* _SHORT PROBLEM_
Output the records exactly. Include every line.

*** GIVEN DATA ***

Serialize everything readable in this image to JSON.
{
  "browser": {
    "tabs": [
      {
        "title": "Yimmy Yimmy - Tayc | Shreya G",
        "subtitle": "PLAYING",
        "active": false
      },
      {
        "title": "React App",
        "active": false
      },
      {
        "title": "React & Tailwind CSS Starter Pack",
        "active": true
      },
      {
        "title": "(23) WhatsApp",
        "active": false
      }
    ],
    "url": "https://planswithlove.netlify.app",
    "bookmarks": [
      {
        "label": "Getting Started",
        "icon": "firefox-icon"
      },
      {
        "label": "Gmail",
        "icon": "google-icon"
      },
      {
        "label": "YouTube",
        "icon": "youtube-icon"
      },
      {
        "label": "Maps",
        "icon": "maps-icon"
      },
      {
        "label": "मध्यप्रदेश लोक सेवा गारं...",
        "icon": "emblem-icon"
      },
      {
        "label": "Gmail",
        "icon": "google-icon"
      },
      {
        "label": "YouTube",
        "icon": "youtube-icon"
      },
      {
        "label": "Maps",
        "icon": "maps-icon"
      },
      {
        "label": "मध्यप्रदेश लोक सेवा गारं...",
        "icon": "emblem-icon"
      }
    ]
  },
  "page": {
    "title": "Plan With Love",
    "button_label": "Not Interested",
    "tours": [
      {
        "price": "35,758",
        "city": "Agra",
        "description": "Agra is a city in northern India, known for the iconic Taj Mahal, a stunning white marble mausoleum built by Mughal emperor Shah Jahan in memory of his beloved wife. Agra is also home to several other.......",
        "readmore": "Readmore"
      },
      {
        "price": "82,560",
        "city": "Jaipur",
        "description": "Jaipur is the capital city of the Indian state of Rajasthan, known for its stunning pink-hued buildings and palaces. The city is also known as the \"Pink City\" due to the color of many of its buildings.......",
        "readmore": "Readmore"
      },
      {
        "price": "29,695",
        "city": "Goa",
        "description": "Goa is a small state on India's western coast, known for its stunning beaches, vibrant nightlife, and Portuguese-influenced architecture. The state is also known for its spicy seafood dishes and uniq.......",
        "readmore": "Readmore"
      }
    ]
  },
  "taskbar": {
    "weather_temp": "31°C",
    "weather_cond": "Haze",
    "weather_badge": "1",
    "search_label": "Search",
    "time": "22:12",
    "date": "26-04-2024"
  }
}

***

* _WRITTEN SOLUTION_
Serialize everything readable in this image to JSON.
{
  "browser": {
    "tabs": [
      {
        "title": "Yimmy Yimmy - Tayc | Shreya G",
        "subtitle": "PLAYING",
        "active": false
      },
      {
        "title": "React App",
        "active": false
      },
      {
        "title": "React & Tailwind CSS Starter Pack",
        "active": true
      },
      {
        "title": "(23) WhatsApp",
        "active": false
      }
    ],
    "url": "https://planswithlove.netlify.app",
    "bookmarks": [
      {
        "label": "Getting Started",
        "icon": "firefox-icon"
      },
      {
        "label": "Gmail",
        "icon": "google-icon"
      },
      {
        "label": "YouTube",
        "icon": "youtube-icon"
      },
      {
        "label": "Maps",
        "icon": "maps-icon"
      },
      {
        "label": "मध्यप्रदेश लोक सेवा गारं...",
        "icon": "emblem-icon"
      },
      {
        "label": "Gmail",
        "icon": "google-icon"
      },
      {
        "label": "YouTube",
        "icon": "youtube-icon"
      },
      {
        "label": "Maps",
        "icon": "maps-icon"
      },
      {
        "label": "मध्यप्रदेश लोक सेवा गारं...",
        "icon": "emblem-icon"
      }
    ]
  },
  "page": {
    "title": "Plan With Love",
    "button_label": "Not Interested",
    "tours": [
      {
        "price": "35,758",
        "city": "Agra",
        "description": "Agra is a city in northern India, known for the iconic Taj Mahal, a stunning white marble mausoleum built by Mughal emperor Shah Jahan in memory of his beloved wife. Agra is also home to several other.......",
        "readmore": "Readmore"
      },
      {
        "price": "82,560",
        "city": "Jaipur",
        "description": "Jaipur is the capital city of the Indian state of Rajasthan, known for its stunning pink-hued buildings and palaces. The city is also known as the \"Pink City\" due to the color of many of its buildings.......",
        "readmore": "Readmore"
      },
      {
        "price": "29,695",
        "city": "Goa",
        "description": "Goa is a small state on India's western coast, known for its stunning beaches, vibrant nightlife, and Portuguese-influenced architecture. The state is also known for its spicy seafood dishes and uniq.......",
        "readmore": "Readmore"
      }
    ]
  },
  "taskbar": {
    "weather_temp": "31°C",
    "weather_cond": "Haze",
    "weather_badge": "1",
    "search_label": "Search",
    "time": "22:12",
    "date": "26-04-2024"
  }
}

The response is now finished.